Provide the number of lines containing the word "EVOLUCIÓ", and nothing else.

########

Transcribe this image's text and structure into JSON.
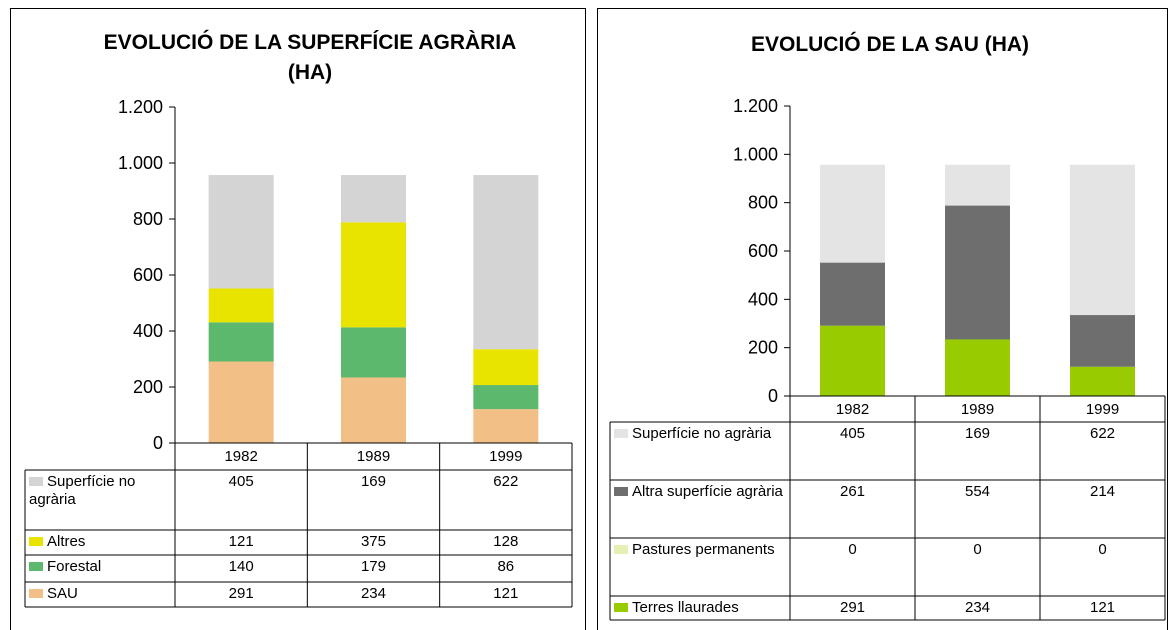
{
  "chart_data": [
    {
      "type": "bar",
      "stacked": true,
      "title": "EVOLUCIÓ DE LA SUPERFÍCIE AGRÀRIA (HA)",
      "categories": [
        "1982",
        "1989",
        "1999"
      ],
      "series": [
        {
          "name": "Superfície no agrària",
          "color": "#d4d4d4",
          "values": [
            405,
            169,
            622
          ]
        },
        {
          "name": "Altres",
          "color": "#e8e400",
          "values": [
            121,
            375,
            128
          ]
        },
        {
          "name": "Forestal",
          "color": "#5cb86c",
          "values": [
            140,
            179,
            86
          ]
        },
        {
          "name": "SAU",
          "color": "#f2c086",
          "values": [
            291,
            234,
            121
          ]
        }
      ],
      "ylim": [
        0,
        1200
      ],
      "yticks": [
        0,
        200,
        400,
        600,
        800,
        {
          "value": 1000,
          "label": "1.000"
        },
        {
          "value": 1200,
          "label": "1.200"
        }
      ]
    },
    {
      "type": "bar",
      "stacked": true,
      "title": "EVOLUCIÓ DE LA SAU (HA)",
      "categories": [
        "1982",
        "1989",
        "1999"
      ],
      "series": [
        {
          "name": "Superfície no agrària",
          "color": "#e4e4e4",
          "values": [
            405,
            169,
            622
          ]
        },
        {
          "name": "Altra superfície agrària",
          "color": "#6e6e6e",
          "values": [
            261,
            554,
            214
          ]
        },
        {
          "name": "Pastures permanents",
          "color": "#e6f0b4",
          "values": [
            0,
            0,
            0
          ]
        },
        {
          "name": "Terres llaurades",
          "color": "#99cc00",
          "values": [
            291,
            234,
            121
          ]
        }
      ],
      "ylim": [
        0,
        1200
      ],
      "yticks": [
        0,
        200,
        400,
        600,
        800,
        {
          "value": 1000,
          "label": "1.000"
        },
        {
          "value": 1200,
          "label": "1.200"
        }
      ]
    }
  ]
}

########

| FINAL ANSWER |
2